### Exercise material
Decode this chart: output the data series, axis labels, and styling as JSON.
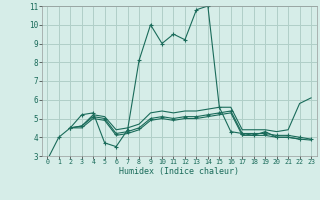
{
  "title": "",
  "xlabel": "Humidex (Indice chaleur)",
  "xlim": [
    -0.5,
    23.5
  ],
  "ylim": [
    3,
    11
  ],
  "yticks": [
    3,
    4,
    5,
    6,
    7,
    8,
    9,
    10,
    11
  ],
  "xticks": [
    0,
    1,
    2,
    3,
    4,
    5,
    6,
    7,
    8,
    9,
    10,
    11,
    12,
    13,
    14,
    15,
    16,
    17,
    18,
    19,
    20,
    21,
    22,
    23
  ],
  "bg_color": "#d6ede8",
  "grid_color": "#b0cfc8",
  "line_color": "#1a6b5a",
  "series": [
    {
      "x": [
        0,
        1,
        2,
        3,
        4,
        5,
        6,
        7,
        8,
        9,
        10,
        11,
        12,
        13,
        14,
        15,
        16,
        17,
        18,
        19,
        20,
        21,
        22
      ],
      "y": [
        2.8,
        4.0,
        4.5,
        5.2,
        5.3,
        3.7,
        3.5,
        4.4,
        8.1,
        10.0,
        9.0,
        9.5,
        9.2,
        10.8,
        11.0,
        5.6,
        4.3,
        4.2,
        4.1,
        4.3,
        4.0,
        4.0,
        3.9
      ],
      "marker": "+"
    },
    {
      "x": [
        2,
        3,
        4,
        5,
        6,
        7,
        8,
        9,
        10,
        11,
        12,
        13,
        14,
        15,
        16,
        17,
        18,
        19,
        20,
        21,
        22,
        23
      ],
      "y": [
        4.5,
        4.6,
        5.2,
        5.1,
        4.4,
        4.5,
        4.7,
        5.3,
        5.4,
        5.3,
        5.4,
        5.4,
        5.5,
        5.6,
        5.6,
        4.4,
        4.4,
        4.4,
        4.3,
        4.4,
        5.8,
        6.1
      ],
      "marker": null
    },
    {
      "x": [
        2,
        3,
        4,
        5,
        6,
        7,
        8,
        9,
        10,
        11,
        12,
        13,
        14,
        15,
        16,
        17,
        18,
        19,
        20,
        21,
        22,
        23
      ],
      "y": [
        4.5,
        4.6,
        5.1,
        5.0,
        4.2,
        4.3,
        4.5,
        5.0,
        5.1,
        5.0,
        5.1,
        5.1,
        5.2,
        5.3,
        5.4,
        4.2,
        4.2,
        4.2,
        4.1,
        4.1,
        4.0,
        3.9
      ],
      "marker": "+"
    },
    {
      "x": [
        2,
        3,
        4,
        5,
        6,
        7,
        8,
        9,
        10,
        11,
        12,
        13,
        14,
        15,
        16,
        17,
        18,
        19,
        20,
        21,
        22,
        23
      ],
      "y": [
        4.5,
        4.5,
        5.0,
        4.9,
        4.1,
        4.2,
        4.4,
        4.9,
        5.0,
        4.9,
        5.0,
        5.0,
        5.1,
        5.2,
        5.3,
        4.1,
        4.1,
        4.1,
        4.0,
        4.0,
        3.9,
        3.85
      ],
      "marker": null
    }
  ]
}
######
Work to be completed —
Every entry above needs to be retyped exactly; drop the pictures.

Answer to the problem —
Decode this chart: output the data series, axis labels, and styling as JSON.
{
  "title": "",
  "xlabel": "Humidex (Indice chaleur)",
  "xlim": [
    -0.5,
    23.5
  ],
  "ylim": [
    3,
    11
  ],
  "yticks": [
    3,
    4,
    5,
    6,
    7,
    8,
    9,
    10,
    11
  ],
  "xticks": [
    0,
    1,
    2,
    3,
    4,
    5,
    6,
    7,
    8,
    9,
    10,
    11,
    12,
    13,
    14,
    15,
    16,
    17,
    18,
    19,
    20,
    21,
    22,
    23
  ],
  "bg_color": "#d6ede8",
  "grid_color": "#b0cfc8",
  "line_color": "#1a6b5a",
  "series": [
    {
      "x": [
        0,
        1,
        2,
        3,
        4,
        5,
        6,
        7,
        8,
        9,
        10,
        11,
        12,
        13,
        14,
        15,
        16,
        17,
        18,
        19,
        20,
        21,
        22
      ],
      "y": [
        2.8,
        4.0,
        4.5,
        5.2,
        5.3,
        3.7,
        3.5,
        4.4,
        8.1,
        10.0,
        9.0,
        9.5,
        9.2,
        10.8,
        11.0,
        5.6,
        4.3,
        4.2,
        4.1,
        4.3,
        4.0,
        4.0,
        3.9
      ],
      "marker": "+"
    },
    {
      "x": [
        2,
        3,
        4,
        5,
        6,
        7,
        8,
        9,
        10,
        11,
        12,
        13,
        14,
        15,
        16,
        17,
        18,
        19,
        20,
        21,
        22,
        23
      ],
      "y": [
        4.5,
        4.6,
        5.2,
        5.1,
        4.4,
        4.5,
        4.7,
        5.3,
        5.4,
        5.3,
        5.4,
        5.4,
        5.5,
        5.6,
        5.6,
        4.4,
        4.4,
        4.4,
        4.3,
        4.4,
        5.8,
        6.1
      ],
      "marker": null
    },
    {
      "x": [
        2,
        3,
        4,
        5,
        6,
        7,
        8,
        9,
        10,
        11,
        12,
        13,
        14,
        15,
        16,
        17,
        18,
        19,
        20,
        21,
        22,
        23
      ],
      "y": [
        4.5,
        4.6,
        5.1,
        5.0,
        4.2,
        4.3,
        4.5,
        5.0,
        5.1,
        5.0,
        5.1,
        5.1,
        5.2,
        5.3,
        5.4,
        4.2,
        4.2,
        4.2,
        4.1,
        4.1,
        4.0,
        3.9
      ],
      "marker": "+"
    },
    {
      "x": [
        2,
        3,
        4,
        5,
        6,
        7,
        8,
        9,
        10,
        11,
        12,
        13,
        14,
        15,
        16,
        17,
        18,
        19,
        20,
        21,
        22,
        23
      ],
      "y": [
        4.5,
        4.5,
        5.0,
        4.9,
        4.1,
        4.2,
        4.4,
        4.9,
        5.0,
        4.9,
        5.0,
        5.0,
        5.1,
        5.2,
        5.3,
        4.1,
        4.1,
        4.1,
        4.0,
        4.0,
        3.9,
        3.85
      ],
      "marker": null
    }
  ]
}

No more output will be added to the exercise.